Return every line below in which "this" appears.

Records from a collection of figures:
_ _ _

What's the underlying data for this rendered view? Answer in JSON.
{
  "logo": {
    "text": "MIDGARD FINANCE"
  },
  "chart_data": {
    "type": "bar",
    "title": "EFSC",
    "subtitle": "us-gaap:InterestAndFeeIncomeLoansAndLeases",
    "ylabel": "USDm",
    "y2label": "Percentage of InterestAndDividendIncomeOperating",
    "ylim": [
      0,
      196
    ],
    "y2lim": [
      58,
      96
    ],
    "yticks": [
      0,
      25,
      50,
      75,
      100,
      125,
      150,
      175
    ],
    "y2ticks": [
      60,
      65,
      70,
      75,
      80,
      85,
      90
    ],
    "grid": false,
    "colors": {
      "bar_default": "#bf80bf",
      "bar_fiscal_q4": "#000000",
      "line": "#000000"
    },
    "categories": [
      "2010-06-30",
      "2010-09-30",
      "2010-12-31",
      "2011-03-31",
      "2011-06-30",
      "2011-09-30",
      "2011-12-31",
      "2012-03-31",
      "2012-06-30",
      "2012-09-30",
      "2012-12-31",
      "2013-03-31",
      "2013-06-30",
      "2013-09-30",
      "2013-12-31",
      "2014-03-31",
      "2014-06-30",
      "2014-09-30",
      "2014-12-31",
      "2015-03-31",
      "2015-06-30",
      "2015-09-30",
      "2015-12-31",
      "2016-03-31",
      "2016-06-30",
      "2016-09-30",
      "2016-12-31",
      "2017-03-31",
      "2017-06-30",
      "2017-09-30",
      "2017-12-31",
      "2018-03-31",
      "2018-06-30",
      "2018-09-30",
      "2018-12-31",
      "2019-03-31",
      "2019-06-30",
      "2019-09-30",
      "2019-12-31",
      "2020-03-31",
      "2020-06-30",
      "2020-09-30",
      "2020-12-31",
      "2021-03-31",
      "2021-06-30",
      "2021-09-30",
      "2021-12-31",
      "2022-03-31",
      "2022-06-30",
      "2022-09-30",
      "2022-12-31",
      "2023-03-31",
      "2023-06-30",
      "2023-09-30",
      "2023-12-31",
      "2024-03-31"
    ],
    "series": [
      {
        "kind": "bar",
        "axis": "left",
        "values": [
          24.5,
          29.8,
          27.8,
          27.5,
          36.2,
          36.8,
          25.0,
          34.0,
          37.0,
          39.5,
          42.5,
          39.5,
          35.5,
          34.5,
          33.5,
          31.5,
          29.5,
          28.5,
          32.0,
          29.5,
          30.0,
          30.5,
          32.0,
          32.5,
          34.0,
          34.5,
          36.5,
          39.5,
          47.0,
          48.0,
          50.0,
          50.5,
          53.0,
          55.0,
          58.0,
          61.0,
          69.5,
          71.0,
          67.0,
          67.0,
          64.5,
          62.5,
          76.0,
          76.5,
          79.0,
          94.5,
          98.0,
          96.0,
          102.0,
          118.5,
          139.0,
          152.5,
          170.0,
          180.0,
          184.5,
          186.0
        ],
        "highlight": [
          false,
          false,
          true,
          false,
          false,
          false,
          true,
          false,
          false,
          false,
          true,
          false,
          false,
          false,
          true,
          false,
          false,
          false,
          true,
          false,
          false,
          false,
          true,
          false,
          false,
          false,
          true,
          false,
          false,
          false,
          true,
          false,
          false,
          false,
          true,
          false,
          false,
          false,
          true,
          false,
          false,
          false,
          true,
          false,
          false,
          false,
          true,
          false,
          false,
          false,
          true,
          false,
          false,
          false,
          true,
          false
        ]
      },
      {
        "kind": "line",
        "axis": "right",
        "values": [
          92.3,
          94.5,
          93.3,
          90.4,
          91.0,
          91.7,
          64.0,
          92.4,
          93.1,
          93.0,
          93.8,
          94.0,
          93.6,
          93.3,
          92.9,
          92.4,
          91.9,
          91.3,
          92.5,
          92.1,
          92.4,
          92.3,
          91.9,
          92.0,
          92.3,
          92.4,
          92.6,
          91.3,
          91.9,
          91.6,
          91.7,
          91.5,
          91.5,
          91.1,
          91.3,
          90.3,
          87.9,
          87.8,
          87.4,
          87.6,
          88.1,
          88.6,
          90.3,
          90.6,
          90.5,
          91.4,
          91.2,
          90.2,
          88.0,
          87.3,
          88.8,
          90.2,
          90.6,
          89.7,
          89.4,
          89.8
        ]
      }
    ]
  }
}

_ _ _

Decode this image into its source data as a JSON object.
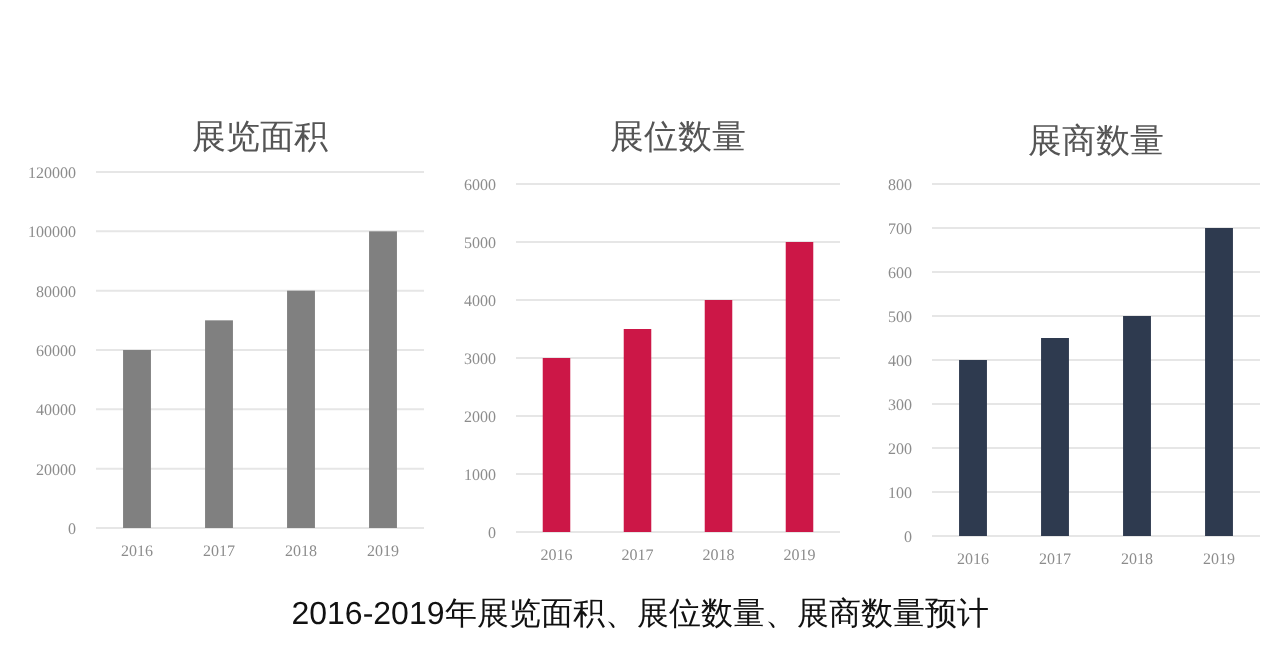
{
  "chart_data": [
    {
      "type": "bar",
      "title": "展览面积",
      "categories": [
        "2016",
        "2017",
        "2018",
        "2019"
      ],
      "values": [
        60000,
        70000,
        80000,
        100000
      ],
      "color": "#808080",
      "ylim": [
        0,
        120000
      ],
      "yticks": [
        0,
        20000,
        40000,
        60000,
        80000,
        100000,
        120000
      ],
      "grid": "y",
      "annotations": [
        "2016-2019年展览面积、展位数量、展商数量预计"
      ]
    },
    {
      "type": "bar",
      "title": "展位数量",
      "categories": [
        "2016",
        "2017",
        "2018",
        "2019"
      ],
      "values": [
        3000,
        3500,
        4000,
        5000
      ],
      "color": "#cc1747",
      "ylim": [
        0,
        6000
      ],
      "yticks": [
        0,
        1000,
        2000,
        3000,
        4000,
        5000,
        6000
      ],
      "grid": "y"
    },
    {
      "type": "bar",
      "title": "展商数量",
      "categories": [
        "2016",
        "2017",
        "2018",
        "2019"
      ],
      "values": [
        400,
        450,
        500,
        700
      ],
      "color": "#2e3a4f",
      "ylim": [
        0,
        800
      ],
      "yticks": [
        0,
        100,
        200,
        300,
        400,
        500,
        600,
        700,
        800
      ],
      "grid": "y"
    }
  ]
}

_ _ _

EXERCISE SOLUTION:
What's the underlying data for this rendered view? Answer in JSON.
Decode this image into its source data as a JSON object.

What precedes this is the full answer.